• _Written task_
Quote the listing below in its entirety.

[Entries with figure data]
= = = = = = =

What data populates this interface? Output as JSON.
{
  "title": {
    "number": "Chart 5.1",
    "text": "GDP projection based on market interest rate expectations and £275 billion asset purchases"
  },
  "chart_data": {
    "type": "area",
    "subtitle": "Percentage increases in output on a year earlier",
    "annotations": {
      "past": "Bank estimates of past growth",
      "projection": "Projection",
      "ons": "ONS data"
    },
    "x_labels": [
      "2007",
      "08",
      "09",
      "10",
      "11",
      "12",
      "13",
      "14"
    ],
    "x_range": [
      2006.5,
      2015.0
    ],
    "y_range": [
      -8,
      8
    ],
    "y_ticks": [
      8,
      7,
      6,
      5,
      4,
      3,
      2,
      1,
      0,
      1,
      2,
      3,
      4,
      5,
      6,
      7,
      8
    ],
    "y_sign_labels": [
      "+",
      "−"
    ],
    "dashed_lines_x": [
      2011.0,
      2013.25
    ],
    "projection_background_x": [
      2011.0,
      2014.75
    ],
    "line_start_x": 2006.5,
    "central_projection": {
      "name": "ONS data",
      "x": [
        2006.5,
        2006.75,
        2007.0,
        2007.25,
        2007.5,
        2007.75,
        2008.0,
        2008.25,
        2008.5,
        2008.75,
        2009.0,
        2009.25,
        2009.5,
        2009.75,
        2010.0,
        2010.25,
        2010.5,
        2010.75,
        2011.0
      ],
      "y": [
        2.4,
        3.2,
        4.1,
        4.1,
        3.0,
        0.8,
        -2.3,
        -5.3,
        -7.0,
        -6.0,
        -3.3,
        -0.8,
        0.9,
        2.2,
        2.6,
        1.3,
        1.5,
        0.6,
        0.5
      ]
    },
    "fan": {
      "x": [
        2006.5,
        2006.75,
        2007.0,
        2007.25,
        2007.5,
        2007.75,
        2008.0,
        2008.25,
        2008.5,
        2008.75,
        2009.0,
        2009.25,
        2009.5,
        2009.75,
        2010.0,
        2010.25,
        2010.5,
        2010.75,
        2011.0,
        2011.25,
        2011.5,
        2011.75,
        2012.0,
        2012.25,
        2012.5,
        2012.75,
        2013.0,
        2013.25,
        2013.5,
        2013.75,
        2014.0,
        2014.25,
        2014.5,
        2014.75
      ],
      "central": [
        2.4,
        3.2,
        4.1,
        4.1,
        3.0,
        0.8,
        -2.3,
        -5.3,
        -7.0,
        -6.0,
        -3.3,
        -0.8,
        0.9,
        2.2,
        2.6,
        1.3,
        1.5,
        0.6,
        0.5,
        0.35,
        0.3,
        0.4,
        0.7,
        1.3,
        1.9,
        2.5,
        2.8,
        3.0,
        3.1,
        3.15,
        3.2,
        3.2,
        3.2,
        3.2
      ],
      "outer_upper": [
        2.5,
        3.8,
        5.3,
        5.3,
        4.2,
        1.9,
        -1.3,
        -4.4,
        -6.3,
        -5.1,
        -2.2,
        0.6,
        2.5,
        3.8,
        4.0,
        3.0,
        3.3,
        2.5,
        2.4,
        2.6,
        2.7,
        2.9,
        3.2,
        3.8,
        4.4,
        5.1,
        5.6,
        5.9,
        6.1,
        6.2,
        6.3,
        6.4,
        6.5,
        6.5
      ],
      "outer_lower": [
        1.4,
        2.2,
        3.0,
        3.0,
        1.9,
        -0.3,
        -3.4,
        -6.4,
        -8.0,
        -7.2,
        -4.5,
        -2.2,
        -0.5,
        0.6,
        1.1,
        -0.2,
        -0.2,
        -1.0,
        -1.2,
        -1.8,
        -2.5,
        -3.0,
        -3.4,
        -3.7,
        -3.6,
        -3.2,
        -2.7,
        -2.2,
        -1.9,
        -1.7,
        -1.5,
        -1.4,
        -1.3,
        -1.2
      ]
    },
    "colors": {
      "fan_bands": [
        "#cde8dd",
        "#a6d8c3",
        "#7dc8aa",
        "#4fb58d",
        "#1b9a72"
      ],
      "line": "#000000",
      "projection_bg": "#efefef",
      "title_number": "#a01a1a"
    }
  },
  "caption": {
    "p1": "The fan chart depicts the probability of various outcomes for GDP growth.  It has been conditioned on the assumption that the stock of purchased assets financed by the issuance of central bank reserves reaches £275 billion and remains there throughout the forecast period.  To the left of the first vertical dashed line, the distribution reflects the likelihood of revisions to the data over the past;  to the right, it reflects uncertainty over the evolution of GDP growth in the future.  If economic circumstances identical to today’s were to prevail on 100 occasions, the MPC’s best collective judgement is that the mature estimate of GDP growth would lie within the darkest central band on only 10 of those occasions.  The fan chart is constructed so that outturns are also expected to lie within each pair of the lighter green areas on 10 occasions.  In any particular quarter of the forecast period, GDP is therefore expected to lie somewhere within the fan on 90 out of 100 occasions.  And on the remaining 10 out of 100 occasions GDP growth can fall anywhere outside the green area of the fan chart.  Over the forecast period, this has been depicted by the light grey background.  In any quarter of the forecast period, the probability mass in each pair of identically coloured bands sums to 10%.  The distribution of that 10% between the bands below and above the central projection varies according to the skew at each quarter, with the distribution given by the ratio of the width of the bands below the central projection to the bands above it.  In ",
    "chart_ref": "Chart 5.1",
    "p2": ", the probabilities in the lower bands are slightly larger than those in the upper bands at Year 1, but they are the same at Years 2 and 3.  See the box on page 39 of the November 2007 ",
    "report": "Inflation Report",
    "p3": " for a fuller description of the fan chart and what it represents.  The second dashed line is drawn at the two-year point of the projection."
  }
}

= = = = = = =

• _Reply_
What data populates this interface? Output as JSON.
{
  "title": {
    "number": "Chart 5.1",
    "text": "GDP projection based on market interest rate expectations and £275 billion asset purchases"
  },
  "chart_data": {
    "type": "area",
    "subtitle": "Percentage increases in output on a year earlier",
    "annotations": {
      "past": "Bank estimates of past growth",
      "projection": "Projection",
      "ons": "ONS data"
    },
    "x_labels": [
      "2007",
      "08",
      "09",
      "10",
      "11",
      "12",
      "13",
      "14"
    ],
    "x_range": [
      2006.5,
      2015.0
    ],
    "y_range": [
      -8,
      8
    ],
    "y_ticks": [
      8,
      7,
      6,
      5,
      4,
      3,
      2,
      1,
      0,
      1,
      2,
      3,
      4,
      5,
      6,
      7,
      8
    ],
    "y_sign_labels": [
      "+",
      "−"
    ],
    "dashed_lines_x": [
      2011.0,
      2013.25
    ],
    "projection_background_x": [
      2011.0,
      2014.75
    ],
    "line_start_x": 2006.5,
    "central_projection": {
      "name": "ONS data",
      "x": [
        2006.5,
        2006.75,
        2007.0,
        2007.25,
        2007.5,
        2007.75,
        2008.0,
        2008.25,
        2008.5,
        2008.75,
        2009.0,
        2009.25,
        2009.5,
        2009.75,
        2010.0,
        2010.25,
        2010.5,
        2010.75,
        2011.0
      ],
      "y": [
        2.4,
        3.2,
        4.1,
        4.1,
        3.0,
        0.8,
        -2.3,
        -5.3,
        -7.0,
        -6.0,
        -3.3,
        -0.8,
        0.9,
        2.2,
        2.6,
        1.3,
        1.5,
        0.6,
        0.5
      ]
    },
    "fan": {
      "x": [
        2006.5,
        2006.75,
        2007.0,
        2007.25,
        2007.5,
        2007.75,
        2008.0,
        2008.25,
        2008.5,
        2008.75,
        2009.0,
        2009.25,
        2009.5,
        2009.75,
        2010.0,
        2010.25,
        2010.5,
        2010.75,
        2011.0,
        2011.25,
        2011.5,
        2011.75,
        2012.0,
        2012.25,
        2012.5,
        2012.75,
        2013.0,
        2013.25,
        2013.5,
        2013.75,
        2014.0,
        2014.25,
        2014.5,
        2014.75
      ],
      "central": [
        2.4,
        3.2,
        4.1,
        4.1,
        3.0,
        0.8,
        -2.3,
        -5.3,
        -7.0,
        -6.0,
        -3.3,
        -0.8,
        0.9,
        2.2,
        2.6,
        1.3,
        1.5,
        0.6,
        0.5,
        0.35,
        0.3,
        0.4,
        0.7,
        1.3,
        1.9,
        2.5,
        2.8,
        3.0,
        3.1,
        3.15,
        3.2,
        3.2,
        3.2,
        3.2
      ],
      "outer_upper": [
        2.5,
        3.8,
        5.3,
        5.3,
        4.2,
        1.9,
        -1.3,
        -4.4,
        -6.3,
        -5.1,
        -2.2,
        0.6,
        2.5,
        3.8,
        4.0,
        3.0,
        3.3,
        2.5,
        2.4,
        2.6,
        2.7,
        2.9,
        3.2,
        3.8,
        4.4,
        5.1,
        5.6,
        5.9,
        6.1,
        6.2,
        6.3,
        6.4,
        6.5,
        6.5
      ],
      "outer_lower": [
        1.4,
        2.2,
        3.0,
        3.0,
        1.9,
        -0.3,
        -3.4,
        -6.4,
        -8.0,
        -7.2,
        -4.5,
        -2.2,
        -0.5,
        0.6,
        1.1,
        -0.2,
        -0.2,
        -1.0,
        -1.2,
        -1.8,
        -2.5,
        -3.0,
        -3.4,
        -3.7,
        -3.6,
        -3.2,
        -2.7,
        -2.2,
        -1.9,
        -1.7,
        -1.5,
        -1.4,
        -1.3,
        -1.2
      ]
    },
    "colors": {
      "fan_bands": [
        "#cde8dd",
        "#a6d8c3",
        "#7dc8aa",
        "#4fb58d",
        "#1b9a72"
      ],
      "line": "#000000",
      "projection_bg": "#efefef",
      "title_number": "#a01a1a"
    }
  },
  "caption": {
    "p1": "The fan chart depicts the probability of various outcomes for GDP growth.  It has been conditioned on the assumption that the stock of purchased assets financed by the issuance of central bank reserves reaches £275 billion and remains there throughout the forecast period.  To the left of the first vertical dashed line, the distribution reflects the likelihood of revisions to the data over the past;  to the right, it reflects uncertainty over the evolution of GDP growth in the future.  If economic circumstances identical to today’s were to prevail on 100 occasions, the MPC’s best collective judgement is that the mature estimate of GDP growth would lie within the darkest central band on only 10 of those occasions.  The fan chart is constructed so that outturns are also expected to lie within each pair of the lighter green areas on 10 occasions.  In any particular quarter of the forecast period, GDP is therefore expected to lie somewhere within the fan on 90 out of 100 occasions.  And on the remaining 10 out of 100 occasions GDP growth can fall anywhere outside the green area of the fan chart.  Over the forecast period, this has been depicted by the light grey background.  In any quarter of the forecast period, the probability mass in each pair of identically coloured bands sums to 10%.  The distribution of that 10% between the bands below and above the central projection varies according to the skew at each quarter, with the distribution given by the ratio of the width of the bands below the central projection to the bands above it.  In ",
    "chart_ref": "Chart 5.1",
    "p2": ", the probabilities in the lower bands are slightly larger than those in the upper bands at Year 1, but they are the same at Years 2 and 3.  See the box on page 39 of the November 2007 ",
    "report": "Inflation Report",
    "p3": " for a fuller description of the fan chart and what it represents.  The second dashed line is drawn at the two-year point of the projection."
  }
}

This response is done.